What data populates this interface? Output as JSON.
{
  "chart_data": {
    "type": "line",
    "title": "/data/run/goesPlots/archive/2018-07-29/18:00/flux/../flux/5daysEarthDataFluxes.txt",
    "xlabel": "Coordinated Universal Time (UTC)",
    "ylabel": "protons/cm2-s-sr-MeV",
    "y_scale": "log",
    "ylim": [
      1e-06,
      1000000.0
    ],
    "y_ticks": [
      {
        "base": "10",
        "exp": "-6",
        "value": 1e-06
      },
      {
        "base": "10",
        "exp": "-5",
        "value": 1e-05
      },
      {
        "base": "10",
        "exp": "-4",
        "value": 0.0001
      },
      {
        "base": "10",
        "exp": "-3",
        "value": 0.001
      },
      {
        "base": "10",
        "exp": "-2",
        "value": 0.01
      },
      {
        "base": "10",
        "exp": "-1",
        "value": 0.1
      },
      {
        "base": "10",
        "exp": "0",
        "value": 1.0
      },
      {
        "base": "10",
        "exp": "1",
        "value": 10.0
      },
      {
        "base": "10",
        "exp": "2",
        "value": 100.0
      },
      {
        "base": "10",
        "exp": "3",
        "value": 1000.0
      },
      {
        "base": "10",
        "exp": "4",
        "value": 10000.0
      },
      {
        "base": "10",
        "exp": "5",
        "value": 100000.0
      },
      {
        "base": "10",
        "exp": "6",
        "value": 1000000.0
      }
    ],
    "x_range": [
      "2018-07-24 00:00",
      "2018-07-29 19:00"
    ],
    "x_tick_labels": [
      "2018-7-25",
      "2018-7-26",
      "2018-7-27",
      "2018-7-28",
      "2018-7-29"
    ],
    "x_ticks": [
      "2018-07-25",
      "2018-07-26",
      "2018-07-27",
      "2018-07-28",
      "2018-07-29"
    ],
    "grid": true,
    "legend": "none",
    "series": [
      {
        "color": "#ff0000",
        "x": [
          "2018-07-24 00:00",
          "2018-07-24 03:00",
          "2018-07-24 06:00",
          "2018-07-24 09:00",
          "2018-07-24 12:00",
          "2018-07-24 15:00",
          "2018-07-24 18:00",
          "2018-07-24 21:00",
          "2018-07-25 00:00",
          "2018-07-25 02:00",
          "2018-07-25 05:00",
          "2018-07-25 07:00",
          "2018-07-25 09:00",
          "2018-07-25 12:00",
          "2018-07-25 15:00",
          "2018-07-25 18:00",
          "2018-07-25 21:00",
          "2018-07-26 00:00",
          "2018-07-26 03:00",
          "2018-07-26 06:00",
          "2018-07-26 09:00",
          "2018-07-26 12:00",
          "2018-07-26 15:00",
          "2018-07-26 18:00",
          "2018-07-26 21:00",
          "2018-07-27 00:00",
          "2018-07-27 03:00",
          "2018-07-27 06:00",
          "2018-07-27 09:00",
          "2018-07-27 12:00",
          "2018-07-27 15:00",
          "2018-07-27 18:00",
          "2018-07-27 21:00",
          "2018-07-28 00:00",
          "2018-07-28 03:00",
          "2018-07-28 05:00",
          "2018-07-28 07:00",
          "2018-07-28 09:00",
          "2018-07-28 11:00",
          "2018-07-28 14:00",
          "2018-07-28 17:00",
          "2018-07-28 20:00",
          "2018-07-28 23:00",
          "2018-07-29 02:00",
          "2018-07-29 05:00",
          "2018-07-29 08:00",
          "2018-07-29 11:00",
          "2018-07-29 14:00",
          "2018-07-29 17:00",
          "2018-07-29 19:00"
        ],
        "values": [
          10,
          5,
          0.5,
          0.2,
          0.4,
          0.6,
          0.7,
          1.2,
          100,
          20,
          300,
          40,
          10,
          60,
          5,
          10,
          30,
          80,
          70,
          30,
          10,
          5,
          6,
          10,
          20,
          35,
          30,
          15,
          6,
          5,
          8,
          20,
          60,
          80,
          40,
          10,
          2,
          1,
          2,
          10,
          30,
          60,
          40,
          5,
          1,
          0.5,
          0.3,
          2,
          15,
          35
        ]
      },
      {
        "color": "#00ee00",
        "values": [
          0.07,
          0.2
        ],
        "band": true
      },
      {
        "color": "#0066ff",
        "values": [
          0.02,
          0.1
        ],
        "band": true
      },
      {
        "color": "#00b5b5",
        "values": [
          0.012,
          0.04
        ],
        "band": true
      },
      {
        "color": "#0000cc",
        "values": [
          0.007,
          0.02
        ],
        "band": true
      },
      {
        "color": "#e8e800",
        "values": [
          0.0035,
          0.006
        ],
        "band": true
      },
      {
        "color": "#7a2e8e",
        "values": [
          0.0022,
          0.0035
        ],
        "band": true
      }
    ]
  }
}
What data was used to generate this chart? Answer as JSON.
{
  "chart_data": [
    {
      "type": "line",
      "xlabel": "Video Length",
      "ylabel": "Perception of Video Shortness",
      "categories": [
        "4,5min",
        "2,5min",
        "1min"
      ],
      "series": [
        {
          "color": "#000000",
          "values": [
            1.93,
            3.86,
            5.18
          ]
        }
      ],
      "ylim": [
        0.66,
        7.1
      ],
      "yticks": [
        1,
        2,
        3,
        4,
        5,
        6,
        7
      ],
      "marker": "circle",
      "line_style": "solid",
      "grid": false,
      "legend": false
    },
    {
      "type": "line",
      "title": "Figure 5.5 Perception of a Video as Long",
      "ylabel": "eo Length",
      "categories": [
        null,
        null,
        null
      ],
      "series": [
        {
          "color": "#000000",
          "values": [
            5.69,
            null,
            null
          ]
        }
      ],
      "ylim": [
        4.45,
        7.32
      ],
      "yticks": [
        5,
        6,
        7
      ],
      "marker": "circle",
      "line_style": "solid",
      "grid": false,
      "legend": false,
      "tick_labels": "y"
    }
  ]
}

========

▶ GOAL
From the entries, report each line that includes the word "JSON".

▶ RESPONSE TO THIS EXERCISE
What data populates this interface? Output as JSON.
What data was used to generate this chart? Answer as JSON.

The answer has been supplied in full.